The request: Transcribe all of the material below word for word and leave out its pictures.

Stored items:

[START]

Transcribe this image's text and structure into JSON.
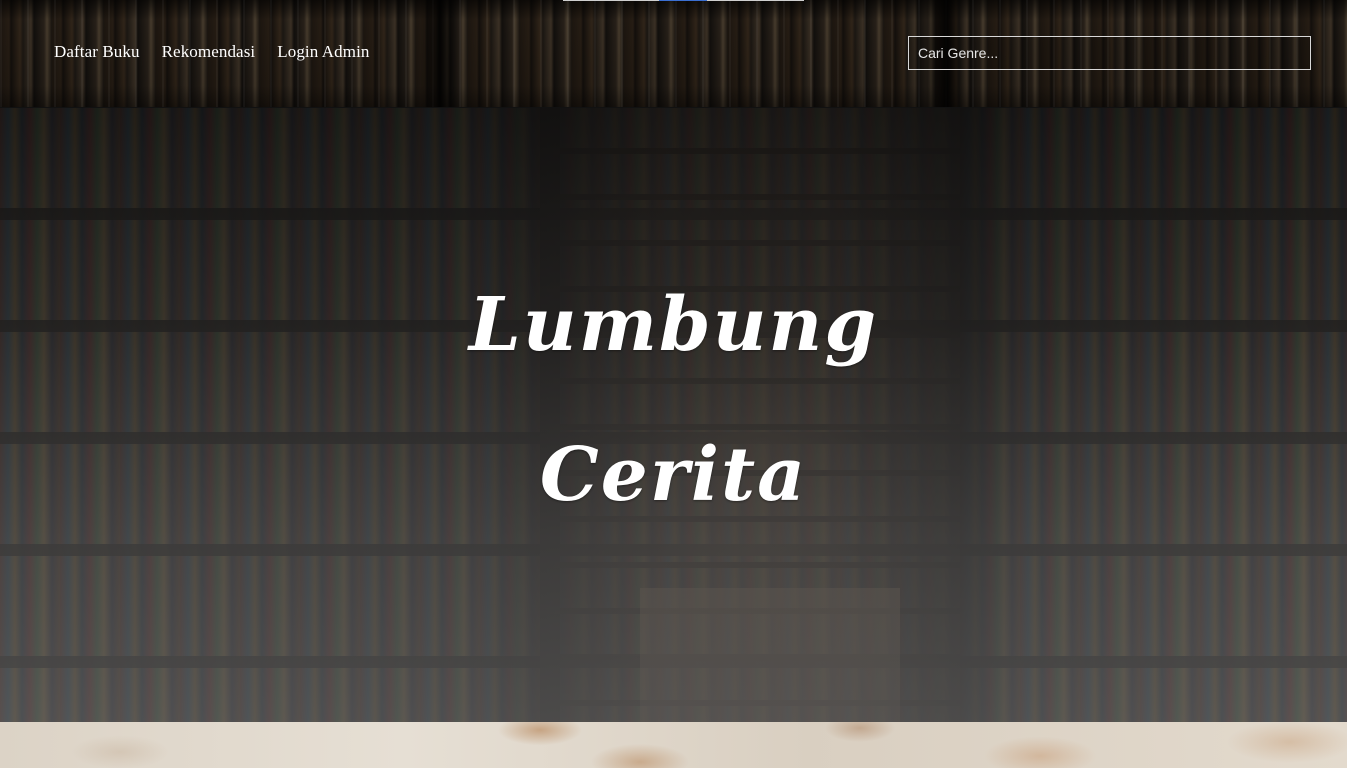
{
  "nav": {
    "links": [
      {
        "label": "Daftar Buku"
      },
      {
        "label": "Rekomendasi"
      },
      {
        "label": "Login Admin"
      }
    ],
    "search": {
      "placeholder": "Cari Genre...",
      "value": ""
    }
  },
  "hero": {
    "title_line_1": "Lumbung",
    "title_line_2": "Cerita"
  },
  "colors": {
    "nav_text": "#ffffff",
    "title_text": "#ffffff",
    "top_indicator_active": "#3b6fd1"
  }
}
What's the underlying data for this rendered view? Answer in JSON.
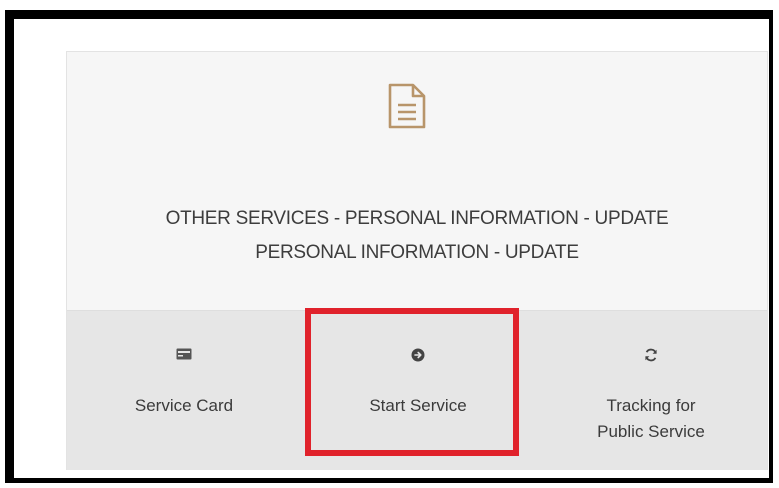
{
  "service": {
    "title_line1": "OTHER SERVICES - PERSONAL INFORMATION - UPDATE",
    "title_line2": "PERSONAL INFORMATION - UPDATE",
    "icon": "document-icon"
  },
  "actions": [
    {
      "label": "Service Card",
      "icon": "card-icon"
    },
    {
      "label": "Start Service",
      "icon": "arrow-circle-right-icon"
    },
    {
      "label_line1": "Tracking for",
      "label_line2": "Public Service",
      "icon": "refresh-icon"
    }
  ],
  "colors": {
    "accent_gold": "#b8956a",
    "highlight_red": "#e0222b",
    "card_top_bg": "#f6f6f6",
    "card_bottom_bg": "#e6e6e6"
  }
}
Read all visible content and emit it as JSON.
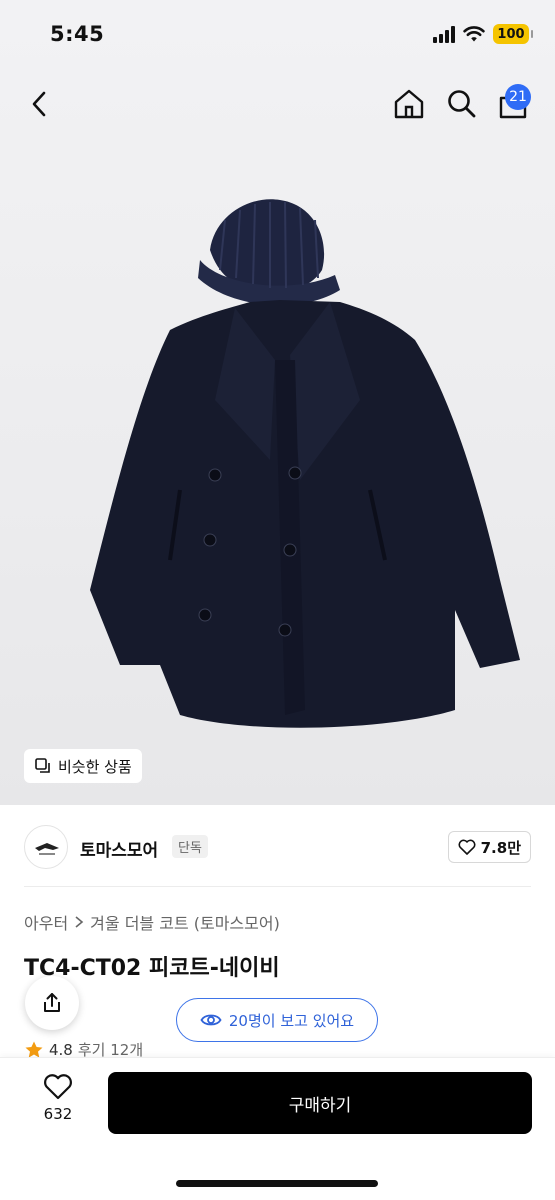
{
  "status_bar": {
    "time": "5:45",
    "battery": "100"
  },
  "nav": {
    "cart_count": "21"
  },
  "hero": {
    "similar_label": "비슷한 상품"
  },
  "seller": {
    "name": "토마스모어",
    "tag": "단독",
    "likes": "7.8만"
  },
  "breadcrumb": {
    "category": "아우터",
    "subcategory": "겨울 더블 코트 (토마스모어)"
  },
  "product": {
    "title": "TC4-CT02 피코트-네이비"
  },
  "viewers": {
    "text": "20명이 보고 있어요"
  },
  "rating": {
    "score": "4.8",
    "reviews": "후기 12개"
  },
  "bottom": {
    "wish_count": "632",
    "buy_label": "구매하기"
  },
  "colors": {
    "accent": "#2f6cf6",
    "buy": "#000000",
    "star": "#f39c12",
    "battery": "#f5c400"
  },
  "icons": [
    "back-icon",
    "home-icon",
    "search-icon",
    "cart-icon",
    "copy-icon",
    "heart-icon",
    "share-icon",
    "eye-icon",
    "star-icon",
    "chevron-right-icon"
  ]
}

[END]

Problem solution:
Transcribe this image's text and structure into JSON.
{
  "nav": {
    "links": [
      {
        "label": "Daftar Buku"
      },
      {
        "label": "Rekomendasi"
      },
      {
        "label": "Login Admin"
      }
    ],
    "search": {
      "placeholder": "Cari Genre...",
      "value": ""
    }
  },
  "hero": {
    "title_line_1": "Lumbung",
    "title_line_2": "Cerita"
  },
  "colors": {
    "nav_text": "#ffffff",
    "title_text": "#ffffff",
    "top_indicator_active": "#3b6fd1"
  }
}
What's the underlying data for this rendered view? Answer in JSON.
{
  "service": {
    "title_line1": "OTHER SERVICES - PERSONAL INFORMATION - UPDATE",
    "title_line2": "PERSONAL INFORMATION - UPDATE",
    "icon": "document-icon"
  },
  "actions": [
    {
      "label": "Service Card",
      "icon": "card-icon"
    },
    {
      "label": "Start Service",
      "icon": "arrow-circle-right-icon"
    },
    {
      "label_line1": "Tracking for",
      "label_line2": "Public Service",
      "icon": "refresh-icon"
    }
  ],
  "colors": {
    "accent_gold": "#b8956a",
    "highlight_red": "#e0222b",
    "card_top_bg": "#f6f6f6",
    "card_bottom_bg": "#e6e6e6"
  }
}
Read all visible content and emit it as JSON.
{
  "status_bar": {
    "time": "5:45",
    "battery": "100"
  },
  "nav": {
    "cart_count": "21"
  },
  "hero": {
    "similar_label": "비슷한 상품"
  },
  "seller": {
    "name": "토마스모어",
    "tag": "단독",
    "likes": "7.8만"
  },
  "breadcrumb": {
    "category": "아우터",
    "subcategory": "겨울 더블 코트 (토마스모어)"
  },
  "product": {
    "title": "TC4-CT02 피코트-네이비"
  },
  "viewers": {
    "text": "20명이 보고 있어요"
  },
  "rating": {
    "score": "4.8",
    "reviews": "후기 12개"
  },
  "bottom": {
    "wish_count": "632",
    "buy_label": "구매하기"
  },
  "colors": {
    "accent": "#2f6cf6",
    "buy": "#000000",
    "star": "#f39c12",
    "battery": "#f5c400"
  },
  "icons": [
    "back-icon",
    "home-icon",
    "search-icon",
    "cart-icon",
    "copy-icon",
    "heart-icon",
    "share-icon",
    "eye-icon",
    "star-icon",
    "chevron-right-icon"
  ]
}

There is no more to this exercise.